Dataset items:

________________

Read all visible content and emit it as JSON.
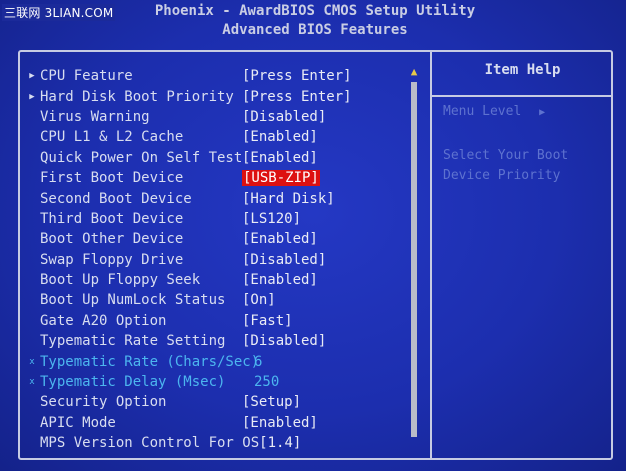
{
  "watermark": "三联网 3LIAN.COM",
  "header": {
    "line1": "Phoenix - AwardBIOS CMOS Setup Utility",
    "line2": "Advanced BIOS Features"
  },
  "items": [
    {
      "marker": "▶",
      "label": "CPU Feature",
      "value": "[Press Enter]"
    },
    {
      "marker": "▶",
      "label": "Hard Disk Boot Priority",
      "value": "[Press Enter]"
    },
    {
      "marker": "",
      "label": "Virus Warning",
      "value": "[Disabled]"
    },
    {
      "marker": "",
      "label": "CPU L1 & L2 Cache",
      "value": "[Enabled]"
    },
    {
      "marker": "",
      "label": "Quick Power On Self Test",
      "value": "[Enabled]"
    },
    {
      "marker": "",
      "label": "First Boot Device",
      "value": "[USB-ZIP]"
    },
    {
      "marker": "",
      "label": "Second Boot Device",
      "value": "[Hard Disk]"
    },
    {
      "marker": "",
      "label": "Third Boot Device",
      "value": "[LS120]"
    },
    {
      "marker": "",
      "label": "Boot Other Device",
      "value": "[Enabled]"
    },
    {
      "marker": "",
      "label": "Swap Floppy Drive",
      "value": "[Disabled]"
    },
    {
      "marker": "",
      "label": "Boot Up Floppy Seek",
      "value": "[Enabled]"
    },
    {
      "marker": "",
      "label": "Boot Up NumLock Status",
      "value": "[On]"
    },
    {
      "marker": "",
      "label": "Gate A20 Option",
      "value": "[Fast]"
    },
    {
      "marker": "",
      "label": "Typematic Rate Setting",
      "value": "[Disabled]"
    },
    {
      "marker": "x",
      "label": "Typematic Rate (Chars/Sec)",
      "value": "6"
    },
    {
      "marker": "x",
      "label": "Typematic Delay (Msec)",
      "value": "250"
    },
    {
      "marker": "",
      "label": "Security Option",
      "value": "[Setup]"
    },
    {
      "marker": "",
      "label": "APIC Mode",
      "value": "[Enabled]"
    },
    {
      "marker": "",
      "label": "MPS Version Control For OS",
      "value": "[1.4]"
    }
  ],
  "selected_value": "[USB-ZIP]",
  "help": {
    "title": "Item Help",
    "menu_level": "Menu Level",
    "menu_arrow": "▶",
    "text_line1": "Select Your Boot",
    "text_line2": "Device Priority"
  },
  "colors": {
    "background": "#1c2eae",
    "selected_bg": "#dd1111",
    "disabled_text": "#4cb6ef"
  }
}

________________

- TASK DETAILS
Pictures stay out; reproduce every line of the records exactly.

- EXERCISE OUTPUT
Read all visible content and emit it as JSON.
{
  "watermark": "三联网 3LIAN.COM",
  "header": {
    "line1": "Phoenix - AwardBIOS CMOS Setup Utility",
    "line2": "Advanced BIOS Features"
  },
  "items": [
    {
      "marker": "▶",
      "label": "CPU Feature",
      "value": "[Press Enter]"
    },
    {
      "marker": "▶",
      "label": "Hard Disk Boot Priority",
      "value": "[Press Enter]"
    },
    {
      "marker": "",
      "label": "Virus Warning",
      "value": "[Disabled]"
    },
    {
      "marker": "",
      "label": "CPU L1 & L2 Cache",
      "value": "[Enabled]"
    },
    {
      "marker": "",
      "label": "Quick Power On Self Test",
      "value": "[Enabled]"
    },
    {
      "marker": "",
      "label": "First Boot Device",
      "value": "[USB-ZIP]"
    },
    {
      "marker": "",
      "label": "Second Boot Device",
      "value": "[Hard Disk]"
    },
    {
      "marker": "",
      "label": "Third Boot Device",
      "value": "[LS120]"
    },
    {
      "marker": "",
      "label": "Boot Other Device",
      "value": "[Enabled]"
    },
    {
      "marker": "",
      "label": "Swap Floppy Drive",
      "value": "[Disabled]"
    },
    {
      "marker": "",
      "label": "Boot Up Floppy Seek",
      "value": "[Enabled]"
    },
    {
      "marker": "",
      "label": "Boot Up NumLock Status",
      "value": "[On]"
    },
    {
      "marker": "",
      "label": "Gate A20 Option",
      "value": "[Fast]"
    },
    {
      "marker": "",
      "label": "Typematic Rate Setting",
      "value": "[Disabled]"
    },
    {
      "marker": "x",
      "label": "Typematic Rate (Chars/Sec)",
      "value": "6"
    },
    {
      "marker": "x",
      "label": "Typematic Delay (Msec)",
      "value": "250"
    },
    {
      "marker": "",
      "label": "Security Option",
      "value": "[Setup]"
    },
    {
      "marker": "",
      "label": "APIC Mode",
      "value": "[Enabled]"
    },
    {
      "marker": "",
      "label": "MPS Version Control For OS",
      "value": "[1.4]"
    }
  ],
  "selected_value": "[USB-ZIP]",
  "help": {
    "title": "Item Help",
    "menu_level": "Menu Level",
    "menu_arrow": "▶",
    "text_line1": "Select Your Boot",
    "text_line2": "Device Priority"
  },
  "colors": {
    "background": "#1c2eae",
    "selected_bg": "#dd1111",
    "disabled_text": "#4cb6ef"
  }
}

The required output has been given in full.